[Written exercise]: Output every entry exactly as written, skipping any pictures.

■ ■ ■

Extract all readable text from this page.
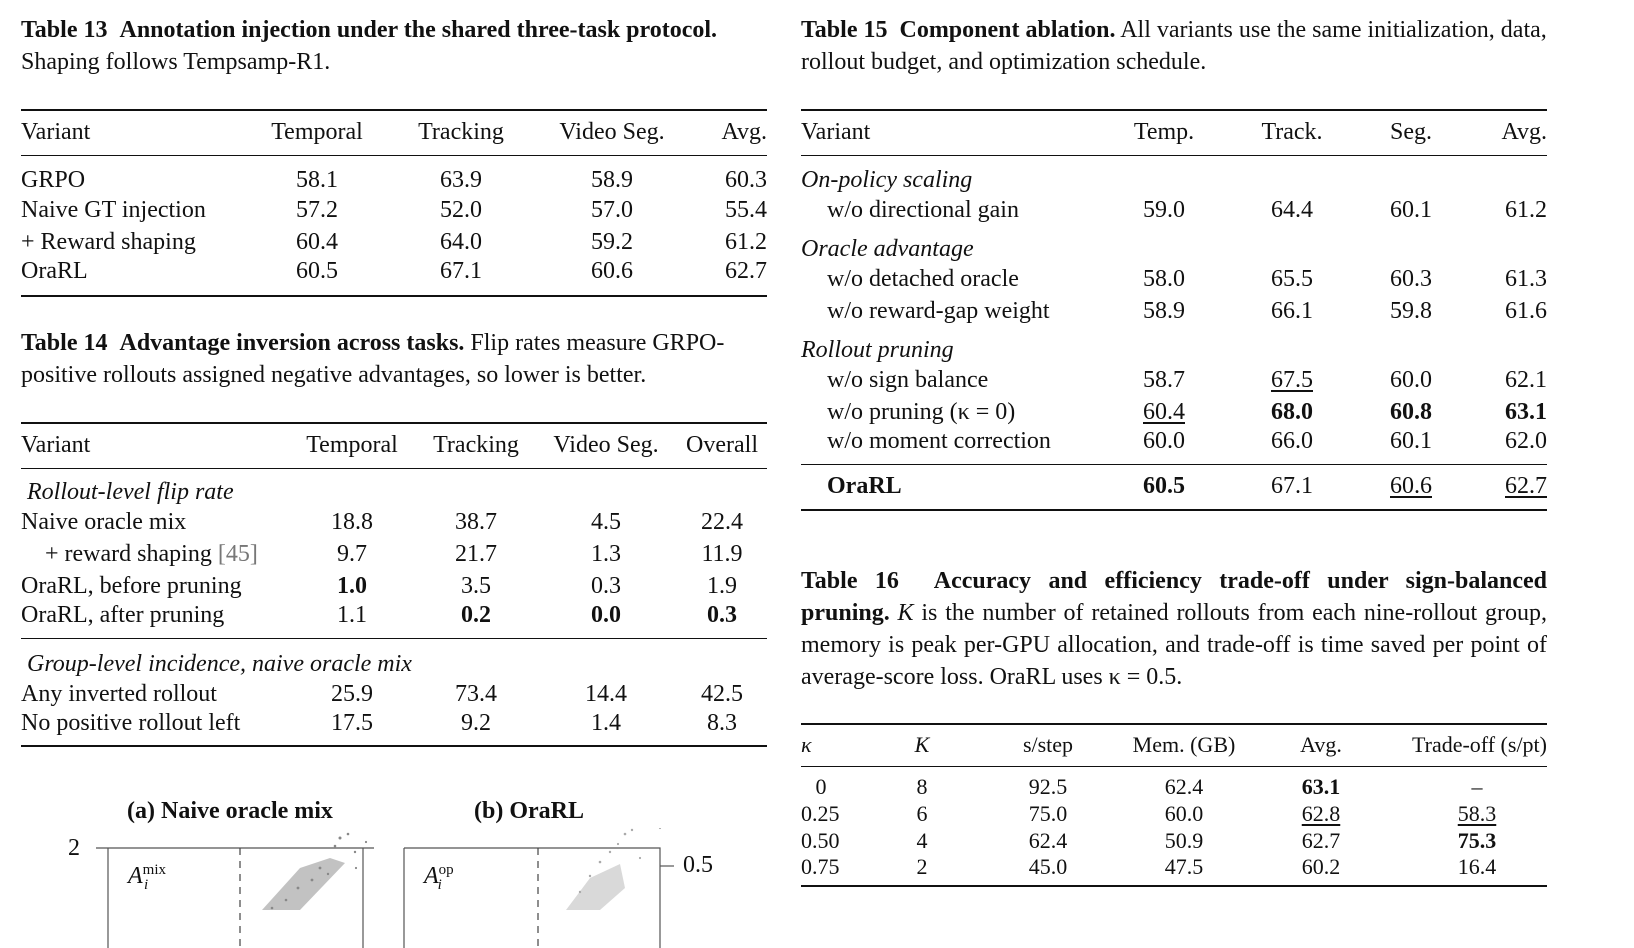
Table 13 Annotation injection under the shared three-task protocol. Shaping follows Tempsamp-R1.

Variant	Temporal	Tracking	Video Seg.	Avg.
GRPO	58.1	63.9	58.9	60.3
Naive GT injection	57.2	52.0	57.0	55.4
+ Reward shaping	60.4	64.0	59.2	61.2
OraRL	60.5	67.1	60.6	62.7

Table 14 Advantage inversion across tasks. Flip rates measure GRPO-positive rollouts assigned negative advantages, so lower is better.

Variant	Temporal	Tracking	Video Seg.	Overall
Rollout-level flip rate				
Naive oracle mix	18.8	38.7	4.5	22.4
+ reward shaping [45]	9.7	21.7	1.3	11.9
OraRL, before pruning	1.0	3.5	0.3	1.9
OraRL, after pruning	1.1	0.2	0.0	0.3
Group-level incidence, naive oracle mix				
Any inverted rollout	25.9	73.4	14.4	42.5
No positive rollout left	17.5	9.2	1.4	8.3
(a) Naive oracle mix	(b) OraRL
2
0.5
$A^{mix}_i$	$A^{op}_i$

Table 15 Component ablation. All variants use the same initialization, data, rollout budget, and optimization schedule.

Variant	Temp.	Track.	Seg.	Avg.
On-policy scaling				
w/o directional gain	59.0	64.4	60.1	61.2
Oracle advantage				
w/o detached oracle	58.0	65.5	60.3	61.3
w/o reward-gap weight	58.9	66.1	59.8	61.6
Rollout pruning				
w/o sign balance	58.7	67.5	60.0	62.1
w/o pruning (κ = 0)	60.4	68.0	60.8	63.1
w/o moment correction	60.0	66.0	60.1	62.0
OraRL	60.5	67.1	60.6	62.7

Table 16 Accuracy and efficiency trade-off under sign-balanced pruning. K is the number of retained rollouts from each nine-rollout group, memory is peak per-GPU allocation, and trade-off is time saved per point of average-score loss. OraRL uses κ = 0.5.

κ	K	s/step	Mem. (GB)	Avg.	Trade-off (s/pt)
0	8	92.5	62.4	63.1	–
0.25	6	75.0	60.0	62.8	58.3
0.50	4	62.4	50.9	62.7	75.3
0.75	2	45.0	47.5	60.2	16.4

■ ■ ■

[Correct result]:
Extract all readable text from this page.
Table 13 Annotation injection under the shared three-task protocol. Shaping follows Tempsamp-R1.

Variant	Temporal	Tracking	Video Seg.	Avg.
GRPO	58.1	63.9	58.9	60.3
Naive GT injection	57.2	52.0	57.0	55.4
+ Reward shaping	60.4	64.0	59.2	61.2
OraRL	60.5	67.1	60.6	62.7

Table 14 Advantage inversion across tasks. Flip rates measure GRPO-positive rollouts assigned negative advantages, so lower is better.

Variant	Temporal	Tracking	Video Seg.	Overall
Rollout-level flip rate				
Naive oracle mix	18.8	38.7	4.5	22.4
+ reward shaping [45]	9.7	21.7	1.3	11.9
OraRL, before pruning	1.0	3.5	0.3	1.9
OraRL, after pruning	1.1	0.2	0.0	0.3
Group-level incidence, naive oracle mix				
Any inverted rollout	25.9	73.4	14.4	42.5
No positive rollout left	17.5	9.2	1.4	8.3
(a) Naive oracle mix	(b) OraRL
2
0.5
$A^{mix}_i$	$A^{op}_i$

Table 15 Component ablation. All variants use the same initialization, data, rollout budget, and optimization schedule.

Variant	Temp.	Track.	Seg.	Avg.
On-policy scaling				
w/o directional gain	59.0	64.4	60.1	61.2
Oracle advantage				
w/o detached oracle	58.0	65.5	60.3	61.3
w/o reward-gap weight	58.9	66.1	59.8	61.6
Rollout pruning				
w/o sign balance	58.7	67.5	60.0	62.1
w/o pruning (κ = 0)	60.4	68.0	60.8	63.1
w/o moment correction	60.0	66.0	60.1	62.0
OraRL	60.5	67.1	60.6	62.7

Table 16 Accuracy and efficiency trade-off under sign-balanced pruning. K is the number of retained rollouts from each nine-rollout group, memory is peak per-GPU allocation, and trade-off is time saved per point of average-score loss. OraRL uses κ = 0.5.

κ	K	s/step	Mem. (GB)	Avg.	Trade-off (s/pt)
0	8	92.5	62.4	63.1	–
0.25	6	75.0	60.0	62.8	58.3
0.50	4	62.4	50.9	62.7	75.3
0.75	2	45.0	47.5	60.2	16.4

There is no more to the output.